* START Given entries *

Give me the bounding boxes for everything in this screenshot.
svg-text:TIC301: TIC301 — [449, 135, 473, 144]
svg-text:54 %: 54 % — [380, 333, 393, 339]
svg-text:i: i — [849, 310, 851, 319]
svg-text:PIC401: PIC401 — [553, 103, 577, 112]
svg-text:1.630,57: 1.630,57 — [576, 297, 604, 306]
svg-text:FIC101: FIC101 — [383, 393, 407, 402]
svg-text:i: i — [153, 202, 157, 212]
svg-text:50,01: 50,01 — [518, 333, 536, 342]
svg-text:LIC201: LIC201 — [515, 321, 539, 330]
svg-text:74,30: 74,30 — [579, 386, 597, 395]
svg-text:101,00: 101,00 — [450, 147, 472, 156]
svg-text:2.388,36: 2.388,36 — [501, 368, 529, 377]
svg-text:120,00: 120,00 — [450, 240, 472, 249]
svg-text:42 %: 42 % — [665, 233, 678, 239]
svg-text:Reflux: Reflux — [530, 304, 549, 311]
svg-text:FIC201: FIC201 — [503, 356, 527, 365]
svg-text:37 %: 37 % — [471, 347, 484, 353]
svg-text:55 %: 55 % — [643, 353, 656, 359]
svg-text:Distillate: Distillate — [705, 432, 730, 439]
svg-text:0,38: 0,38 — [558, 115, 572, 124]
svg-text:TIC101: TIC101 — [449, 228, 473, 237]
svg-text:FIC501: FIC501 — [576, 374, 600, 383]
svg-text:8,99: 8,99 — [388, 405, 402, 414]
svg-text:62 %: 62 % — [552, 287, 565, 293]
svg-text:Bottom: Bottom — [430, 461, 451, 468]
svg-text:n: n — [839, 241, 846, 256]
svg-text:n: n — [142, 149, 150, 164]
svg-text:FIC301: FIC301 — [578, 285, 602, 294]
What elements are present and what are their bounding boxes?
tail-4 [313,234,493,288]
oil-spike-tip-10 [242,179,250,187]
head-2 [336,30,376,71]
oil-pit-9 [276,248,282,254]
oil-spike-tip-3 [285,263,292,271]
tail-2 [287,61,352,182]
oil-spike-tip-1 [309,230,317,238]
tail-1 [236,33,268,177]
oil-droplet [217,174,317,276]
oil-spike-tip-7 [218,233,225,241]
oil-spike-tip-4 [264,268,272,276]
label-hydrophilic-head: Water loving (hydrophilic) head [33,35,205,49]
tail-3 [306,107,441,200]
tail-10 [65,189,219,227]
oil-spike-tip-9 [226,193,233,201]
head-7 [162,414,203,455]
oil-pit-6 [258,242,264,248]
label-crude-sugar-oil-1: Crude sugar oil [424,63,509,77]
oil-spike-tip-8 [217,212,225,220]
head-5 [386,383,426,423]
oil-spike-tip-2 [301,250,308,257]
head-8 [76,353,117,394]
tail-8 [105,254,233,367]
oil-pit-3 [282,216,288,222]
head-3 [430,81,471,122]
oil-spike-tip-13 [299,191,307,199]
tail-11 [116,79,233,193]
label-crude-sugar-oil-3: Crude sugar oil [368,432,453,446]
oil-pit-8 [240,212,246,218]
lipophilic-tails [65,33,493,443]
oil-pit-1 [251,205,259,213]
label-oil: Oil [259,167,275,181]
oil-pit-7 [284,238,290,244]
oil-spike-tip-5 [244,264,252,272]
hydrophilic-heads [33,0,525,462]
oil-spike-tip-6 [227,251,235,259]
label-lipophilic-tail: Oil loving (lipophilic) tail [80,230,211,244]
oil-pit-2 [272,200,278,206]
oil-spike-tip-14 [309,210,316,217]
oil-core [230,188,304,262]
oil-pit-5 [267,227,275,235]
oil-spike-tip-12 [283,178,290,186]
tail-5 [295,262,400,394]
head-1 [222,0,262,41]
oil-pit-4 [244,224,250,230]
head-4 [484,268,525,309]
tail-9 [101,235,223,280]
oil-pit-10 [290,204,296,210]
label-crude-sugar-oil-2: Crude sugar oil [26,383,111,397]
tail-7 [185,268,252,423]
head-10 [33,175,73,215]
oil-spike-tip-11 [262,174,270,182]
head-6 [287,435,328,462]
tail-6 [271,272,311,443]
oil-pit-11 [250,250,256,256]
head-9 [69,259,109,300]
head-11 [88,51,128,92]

* END Given entries *

§ Task to carry out:
Print these lines again exactly, every one of them from first to last.

§ Output for this exercise:
Give me the bounding boxes for everything in this screenshot.
svg-text:TIC301: TIC301 — [449, 135, 473, 144]
svg-text:54 %: 54 % — [380, 333, 393, 339]
svg-text:i: i — [849, 310, 851, 319]
svg-text:PIC401: PIC401 — [553, 103, 577, 112]
svg-text:1.630,57: 1.630,57 — [576, 297, 604, 306]
svg-text:FIC101: FIC101 — [383, 393, 407, 402]
svg-text:i: i — [153, 202, 157, 212]
svg-text:50,01: 50,01 — [518, 333, 536, 342]
svg-text:LIC201: LIC201 — [515, 321, 539, 330]
svg-text:74,30: 74,30 — [579, 386, 597, 395]
svg-text:101,00: 101,00 — [450, 147, 472, 156]
svg-text:2.388,36: 2.388,36 — [501, 368, 529, 377]
svg-text:120,00: 120,00 — [450, 240, 472, 249]
svg-text:42 %: 42 % — [665, 233, 678, 239]
svg-text:Reflux: Reflux — [530, 304, 549, 311]
svg-text:FIC201: FIC201 — [503, 356, 527, 365]
svg-text:37 %: 37 % — [471, 347, 484, 353]
svg-text:55 %: 55 % — [643, 353, 656, 359]
svg-text:Distillate: Distillate — [705, 432, 730, 439]
svg-text:0,38: 0,38 — [558, 115, 572, 124]
svg-text:TIC101: TIC101 — [449, 228, 473, 237]
svg-text:FIC501: FIC501 — [576, 374, 600, 383]
svg-text:8,99: 8,99 — [388, 405, 402, 414]
svg-text:62 %: 62 % — [552, 287, 565, 293]
svg-text:Bottom: Bottom — [430, 461, 451, 468]
svg-text:n: n — [839, 241, 846, 256]
svg-text:n: n — [142, 149, 150, 164]
svg-text:FIC301: FIC301 — [578, 285, 602, 294]
What elements are present and what are their bounding boxes?
tail-4 [313,234,493,288]
oil-spike-tip-10 [242,179,250,187]
head-2 [336,30,376,71]
oil-pit-9 [276,248,282,254]
oil-spike-tip-3 [285,263,292,271]
tail-2 [287,61,352,182]
oil-spike-tip-1 [309,230,317,238]
tail-1 [236,33,268,177]
oil-droplet [217,174,317,276]
oil-spike-tip-7 [218,233,225,241]
oil-spike-tip-4 [264,268,272,276]
label-hydrophilic-head: Water loving (hydrophilic) head [33,35,205,49]
tail-3 [306,107,441,200]
tail-10 [65,189,219,227]
oil-spike-tip-9 [226,193,233,201]
head-7 [162,414,203,455]
oil-pit-6 [258,242,264,248]
label-crude-sugar-oil-1: Crude sugar oil [424,63,509,77]
oil-spike-tip-8 [217,212,225,220]
head-5 [386,383,426,423]
oil-spike-tip-2 [301,250,308,257]
head-8 [76,353,117,394]
tail-8 [105,254,233,367]
oil-pit-3 [282,216,288,222]
head-3 [430,81,471,122]
oil-spike-tip-13 [299,191,307,199]
tail-11 [116,79,233,193]
label-crude-sugar-oil-3: Crude sugar oil [368,432,453,446]
oil-pit-8 [240,212,246,218]
lipophilic-tails [65,33,493,443]
oil-pit-1 [251,205,259,213]
label-oil: Oil [259,167,275,181]
oil-pit-7 [284,238,290,244]
oil-spike-tip-5 [244,264,252,272]
hydrophilic-heads [33,0,525,462]
oil-spike-tip-6 [227,251,235,259]
label-lipophilic-tail: Oil loving (lipophilic) tail [80,230,211,244]
oil-pit-2 [272,200,278,206]
oil-spike-tip-14 [309,210,316,217]
oil-core [230,188,304,262]
oil-pit-5 [267,227,275,235]
oil-spike-tip-12 [283,178,290,186]
tail-5 [295,262,400,394]
head-1 [222,0,262,41]
oil-pit-4 [244,224,250,230]
head-4 [484,268,525,309]
tail-9 [101,235,223,280]
oil-pit-10 [290,204,296,210]
label-crude-sugar-oil-2: Crude sugar oil [26,383,111,397]
tail-7 [185,268,252,423]
head-10 [33,175,73,215]
oil-spike-tip-11 [262,174,270,182]
head-6 [287,435,328,462]
tail-6 [271,272,311,443]
oil-pit-11 [250,250,256,256]
head-9 [69,259,109,300]
head-11 [88,51,128,92]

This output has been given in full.